+++ SOURCE DATA +++

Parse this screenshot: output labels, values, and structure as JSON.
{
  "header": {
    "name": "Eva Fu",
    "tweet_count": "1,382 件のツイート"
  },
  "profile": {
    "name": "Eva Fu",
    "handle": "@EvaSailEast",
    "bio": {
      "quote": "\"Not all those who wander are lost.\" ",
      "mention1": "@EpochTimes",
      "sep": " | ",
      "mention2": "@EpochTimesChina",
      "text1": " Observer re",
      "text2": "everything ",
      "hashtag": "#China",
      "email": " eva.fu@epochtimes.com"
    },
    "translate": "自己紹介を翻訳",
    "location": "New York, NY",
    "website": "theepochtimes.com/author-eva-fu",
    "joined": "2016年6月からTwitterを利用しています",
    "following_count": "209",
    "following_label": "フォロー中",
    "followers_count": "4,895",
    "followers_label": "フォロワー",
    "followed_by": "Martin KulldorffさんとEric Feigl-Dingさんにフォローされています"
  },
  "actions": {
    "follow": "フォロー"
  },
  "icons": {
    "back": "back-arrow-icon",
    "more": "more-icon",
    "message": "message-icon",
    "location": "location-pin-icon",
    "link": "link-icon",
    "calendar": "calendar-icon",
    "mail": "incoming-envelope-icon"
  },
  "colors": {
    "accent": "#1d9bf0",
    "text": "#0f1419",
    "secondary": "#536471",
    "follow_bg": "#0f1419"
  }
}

+++

→ **SHORT EXERCISE**
Return the entries above exactly as they appear.

→ **RESPONSE TO THIS EXERCISE**
Parse this screenshot: output labels, values, and structure as JSON.
{
  "header": {
    "name": "Eva Fu",
    "tweet_count": "1,382 件のツイート"
  },
  "profile": {
    "name": "Eva Fu",
    "handle": "@EvaSailEast",
    "bio": {
      "quote": "\"Not all those who wander are lost.\" ",
      "mention1": "@EpochTimes",
      "sep": " | ",
      "mention2": "@EpochTimesChina",
      "text1": " Observer re",
      "text2": "everything ",
      "hashtag": "#China",
      "email": " eva.fu@epochtimes.com"
    },
    "translate": "自己紹介を翻訳",
    "location": "New York, NY",
    "website": "theepochtimes.com/author-eva-fu",
    "joined": "2016年6月からTwitterを利用しています",
    "following_count": "209",
    "following_label": "フォロー中",
    "followers_count": "4,895",
    "followers_label": "フォロワー",
    "followed_by": "Martin KulldorffさんとEric Feigl-Dingさんにフォローされています"
  },
  "actions": {
    "follow": "フォロー"
  },
  "icons": {
    "back": "back-arrow-icon",
    "more": "more-icon",
    "message": "message-icon",
    "location": "location-pin-icon",
    "link": "link-icon",
    "calendar": "calendar-icon",
    "mail": "incoming-envelope-icon"
  },
  "colors": {
    "accent": "#1d9bf0",
    "text": "#0f1419",
    "secondary": "#536471",
    "follow_bg": "#0f1419"
  }
}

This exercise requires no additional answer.